** start Records provided **

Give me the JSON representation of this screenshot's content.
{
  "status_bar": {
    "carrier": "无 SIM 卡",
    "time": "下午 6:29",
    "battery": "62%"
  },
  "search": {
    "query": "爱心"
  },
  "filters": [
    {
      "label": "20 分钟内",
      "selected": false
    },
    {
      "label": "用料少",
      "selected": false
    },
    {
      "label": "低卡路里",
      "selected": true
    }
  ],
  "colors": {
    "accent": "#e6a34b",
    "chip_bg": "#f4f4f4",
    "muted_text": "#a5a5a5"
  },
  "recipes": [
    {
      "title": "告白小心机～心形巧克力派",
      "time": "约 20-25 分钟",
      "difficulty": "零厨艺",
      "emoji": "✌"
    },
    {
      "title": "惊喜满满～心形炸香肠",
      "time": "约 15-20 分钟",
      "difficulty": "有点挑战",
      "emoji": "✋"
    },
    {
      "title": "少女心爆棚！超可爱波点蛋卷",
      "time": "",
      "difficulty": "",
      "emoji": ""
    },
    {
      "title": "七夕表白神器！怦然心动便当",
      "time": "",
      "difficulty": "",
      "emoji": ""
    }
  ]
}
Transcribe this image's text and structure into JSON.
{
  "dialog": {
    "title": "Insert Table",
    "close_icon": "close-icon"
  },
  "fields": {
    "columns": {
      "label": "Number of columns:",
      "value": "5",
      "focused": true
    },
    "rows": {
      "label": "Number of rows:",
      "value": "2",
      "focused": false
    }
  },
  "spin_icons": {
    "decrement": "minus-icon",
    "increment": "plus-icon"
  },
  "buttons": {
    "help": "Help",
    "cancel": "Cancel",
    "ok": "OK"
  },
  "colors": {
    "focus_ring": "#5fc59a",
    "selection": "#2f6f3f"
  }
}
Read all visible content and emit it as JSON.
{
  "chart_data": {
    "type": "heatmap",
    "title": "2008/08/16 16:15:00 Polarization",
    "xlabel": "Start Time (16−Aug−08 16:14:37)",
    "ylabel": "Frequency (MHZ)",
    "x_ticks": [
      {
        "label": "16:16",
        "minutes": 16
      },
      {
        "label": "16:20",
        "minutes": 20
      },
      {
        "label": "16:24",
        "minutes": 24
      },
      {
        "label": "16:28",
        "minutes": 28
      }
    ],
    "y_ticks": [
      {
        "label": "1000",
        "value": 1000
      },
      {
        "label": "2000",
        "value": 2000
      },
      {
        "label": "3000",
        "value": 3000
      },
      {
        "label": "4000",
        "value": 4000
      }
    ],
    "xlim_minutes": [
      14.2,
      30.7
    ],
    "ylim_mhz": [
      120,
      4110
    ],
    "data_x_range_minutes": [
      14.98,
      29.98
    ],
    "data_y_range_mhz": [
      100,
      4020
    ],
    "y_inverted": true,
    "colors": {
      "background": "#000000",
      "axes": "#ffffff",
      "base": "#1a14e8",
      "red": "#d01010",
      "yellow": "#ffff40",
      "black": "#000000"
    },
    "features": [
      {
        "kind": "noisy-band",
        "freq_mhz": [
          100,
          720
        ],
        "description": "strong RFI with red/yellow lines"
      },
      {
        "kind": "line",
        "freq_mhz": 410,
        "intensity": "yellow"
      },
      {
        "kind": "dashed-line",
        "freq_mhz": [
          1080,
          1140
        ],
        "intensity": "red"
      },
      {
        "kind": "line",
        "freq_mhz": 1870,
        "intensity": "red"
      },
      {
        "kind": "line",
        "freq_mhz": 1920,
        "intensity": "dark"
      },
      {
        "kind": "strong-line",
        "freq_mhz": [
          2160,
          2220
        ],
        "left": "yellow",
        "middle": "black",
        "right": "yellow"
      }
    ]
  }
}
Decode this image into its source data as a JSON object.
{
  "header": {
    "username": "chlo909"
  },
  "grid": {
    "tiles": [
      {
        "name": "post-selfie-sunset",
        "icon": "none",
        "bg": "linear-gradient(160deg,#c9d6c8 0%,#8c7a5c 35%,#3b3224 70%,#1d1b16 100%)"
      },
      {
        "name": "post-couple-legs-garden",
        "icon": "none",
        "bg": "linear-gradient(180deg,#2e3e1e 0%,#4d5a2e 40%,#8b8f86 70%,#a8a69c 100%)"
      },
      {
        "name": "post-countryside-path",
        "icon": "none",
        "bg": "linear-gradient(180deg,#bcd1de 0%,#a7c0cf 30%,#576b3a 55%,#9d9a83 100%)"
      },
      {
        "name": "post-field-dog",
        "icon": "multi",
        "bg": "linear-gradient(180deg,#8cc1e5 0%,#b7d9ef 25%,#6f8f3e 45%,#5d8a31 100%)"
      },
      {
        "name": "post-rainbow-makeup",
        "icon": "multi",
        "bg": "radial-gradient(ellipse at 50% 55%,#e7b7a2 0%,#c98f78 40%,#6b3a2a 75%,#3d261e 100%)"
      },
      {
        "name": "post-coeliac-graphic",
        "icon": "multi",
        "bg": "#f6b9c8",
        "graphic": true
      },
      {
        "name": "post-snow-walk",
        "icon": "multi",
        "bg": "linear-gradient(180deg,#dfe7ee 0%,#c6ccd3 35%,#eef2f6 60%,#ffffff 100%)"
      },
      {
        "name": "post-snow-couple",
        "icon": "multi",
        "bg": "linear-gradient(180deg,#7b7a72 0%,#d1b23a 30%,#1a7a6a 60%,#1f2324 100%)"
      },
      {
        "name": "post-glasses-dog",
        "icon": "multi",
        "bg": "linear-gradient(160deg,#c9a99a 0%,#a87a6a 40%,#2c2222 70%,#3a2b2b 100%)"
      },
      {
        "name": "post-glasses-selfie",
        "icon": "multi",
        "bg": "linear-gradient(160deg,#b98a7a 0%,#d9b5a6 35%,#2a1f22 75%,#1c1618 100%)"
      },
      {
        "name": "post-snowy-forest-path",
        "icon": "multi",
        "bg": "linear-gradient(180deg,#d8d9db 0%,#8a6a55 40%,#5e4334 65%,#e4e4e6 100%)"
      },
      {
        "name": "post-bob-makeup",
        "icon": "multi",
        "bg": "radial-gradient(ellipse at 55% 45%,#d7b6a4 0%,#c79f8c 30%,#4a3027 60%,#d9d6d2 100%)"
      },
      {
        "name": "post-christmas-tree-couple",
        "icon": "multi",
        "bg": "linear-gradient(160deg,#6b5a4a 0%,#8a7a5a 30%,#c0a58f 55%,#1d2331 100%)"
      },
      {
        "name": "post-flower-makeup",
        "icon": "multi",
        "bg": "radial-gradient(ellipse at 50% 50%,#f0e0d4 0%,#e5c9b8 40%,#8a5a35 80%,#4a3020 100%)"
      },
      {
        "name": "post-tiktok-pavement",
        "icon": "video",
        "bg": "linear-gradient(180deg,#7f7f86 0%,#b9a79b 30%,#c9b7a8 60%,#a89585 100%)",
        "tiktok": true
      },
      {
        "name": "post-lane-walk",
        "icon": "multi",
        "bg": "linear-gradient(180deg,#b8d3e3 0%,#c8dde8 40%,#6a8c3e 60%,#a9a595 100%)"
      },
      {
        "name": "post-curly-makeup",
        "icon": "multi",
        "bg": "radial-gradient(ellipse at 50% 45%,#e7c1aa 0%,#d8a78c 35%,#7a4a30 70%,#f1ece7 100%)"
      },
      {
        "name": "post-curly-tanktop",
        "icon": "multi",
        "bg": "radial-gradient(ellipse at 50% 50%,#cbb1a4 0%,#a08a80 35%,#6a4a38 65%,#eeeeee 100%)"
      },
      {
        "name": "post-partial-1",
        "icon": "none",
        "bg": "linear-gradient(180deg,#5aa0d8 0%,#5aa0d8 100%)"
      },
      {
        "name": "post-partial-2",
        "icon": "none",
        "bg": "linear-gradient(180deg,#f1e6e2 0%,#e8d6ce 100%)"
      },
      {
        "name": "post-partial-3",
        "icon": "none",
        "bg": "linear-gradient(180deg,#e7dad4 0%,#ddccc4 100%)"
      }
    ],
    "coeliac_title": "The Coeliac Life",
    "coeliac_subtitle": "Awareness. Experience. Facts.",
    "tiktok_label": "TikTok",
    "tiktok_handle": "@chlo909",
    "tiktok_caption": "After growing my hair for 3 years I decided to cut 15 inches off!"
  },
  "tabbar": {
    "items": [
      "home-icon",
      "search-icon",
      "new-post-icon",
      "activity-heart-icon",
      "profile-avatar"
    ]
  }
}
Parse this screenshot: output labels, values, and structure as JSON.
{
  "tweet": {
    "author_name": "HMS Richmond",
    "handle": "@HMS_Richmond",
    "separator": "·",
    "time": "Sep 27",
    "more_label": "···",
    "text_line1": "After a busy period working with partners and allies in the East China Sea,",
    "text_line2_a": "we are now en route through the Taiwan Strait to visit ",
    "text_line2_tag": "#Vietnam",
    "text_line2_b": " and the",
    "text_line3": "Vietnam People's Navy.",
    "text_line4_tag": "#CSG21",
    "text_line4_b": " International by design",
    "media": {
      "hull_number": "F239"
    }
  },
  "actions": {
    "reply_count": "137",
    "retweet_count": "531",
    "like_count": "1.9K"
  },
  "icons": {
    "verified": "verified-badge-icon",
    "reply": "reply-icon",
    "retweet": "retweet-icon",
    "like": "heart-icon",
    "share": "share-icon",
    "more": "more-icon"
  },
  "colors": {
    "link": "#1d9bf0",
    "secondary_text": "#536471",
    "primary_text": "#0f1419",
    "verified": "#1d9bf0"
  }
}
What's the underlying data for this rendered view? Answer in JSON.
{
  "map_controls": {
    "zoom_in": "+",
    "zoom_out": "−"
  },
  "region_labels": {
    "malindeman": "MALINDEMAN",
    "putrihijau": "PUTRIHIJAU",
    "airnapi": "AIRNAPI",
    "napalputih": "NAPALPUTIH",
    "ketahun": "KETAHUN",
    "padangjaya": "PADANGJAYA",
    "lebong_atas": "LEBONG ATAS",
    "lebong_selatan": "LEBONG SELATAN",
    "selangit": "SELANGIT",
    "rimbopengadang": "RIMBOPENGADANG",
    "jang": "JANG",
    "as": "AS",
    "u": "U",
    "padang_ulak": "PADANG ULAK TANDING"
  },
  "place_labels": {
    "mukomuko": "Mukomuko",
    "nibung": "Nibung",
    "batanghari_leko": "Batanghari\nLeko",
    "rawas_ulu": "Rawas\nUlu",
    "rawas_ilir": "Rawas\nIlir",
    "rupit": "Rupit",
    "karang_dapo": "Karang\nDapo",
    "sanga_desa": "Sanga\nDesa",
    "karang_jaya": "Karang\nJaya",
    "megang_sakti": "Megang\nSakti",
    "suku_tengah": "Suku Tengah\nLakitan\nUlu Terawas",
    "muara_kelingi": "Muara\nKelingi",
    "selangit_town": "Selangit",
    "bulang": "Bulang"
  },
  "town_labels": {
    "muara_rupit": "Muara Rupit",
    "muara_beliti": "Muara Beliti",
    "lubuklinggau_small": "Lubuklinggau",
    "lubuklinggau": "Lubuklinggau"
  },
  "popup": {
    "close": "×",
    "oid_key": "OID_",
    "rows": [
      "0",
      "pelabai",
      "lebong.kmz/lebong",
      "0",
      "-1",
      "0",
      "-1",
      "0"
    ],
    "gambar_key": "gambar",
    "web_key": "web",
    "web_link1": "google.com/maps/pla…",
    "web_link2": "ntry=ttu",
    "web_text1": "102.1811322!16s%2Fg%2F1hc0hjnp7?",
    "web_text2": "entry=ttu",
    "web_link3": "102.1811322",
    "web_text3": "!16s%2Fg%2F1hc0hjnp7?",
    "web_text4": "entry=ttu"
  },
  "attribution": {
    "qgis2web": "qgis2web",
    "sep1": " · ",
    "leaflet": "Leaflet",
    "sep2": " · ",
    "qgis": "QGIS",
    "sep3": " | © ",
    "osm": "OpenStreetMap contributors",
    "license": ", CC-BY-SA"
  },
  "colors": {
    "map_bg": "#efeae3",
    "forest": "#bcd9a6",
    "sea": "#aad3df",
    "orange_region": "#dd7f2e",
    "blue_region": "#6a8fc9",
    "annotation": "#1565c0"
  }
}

** end Records provided **

# To be done:
Check each line of the data above for the word "strong" and say how many lines have it. Give the number alone.

# The result:
2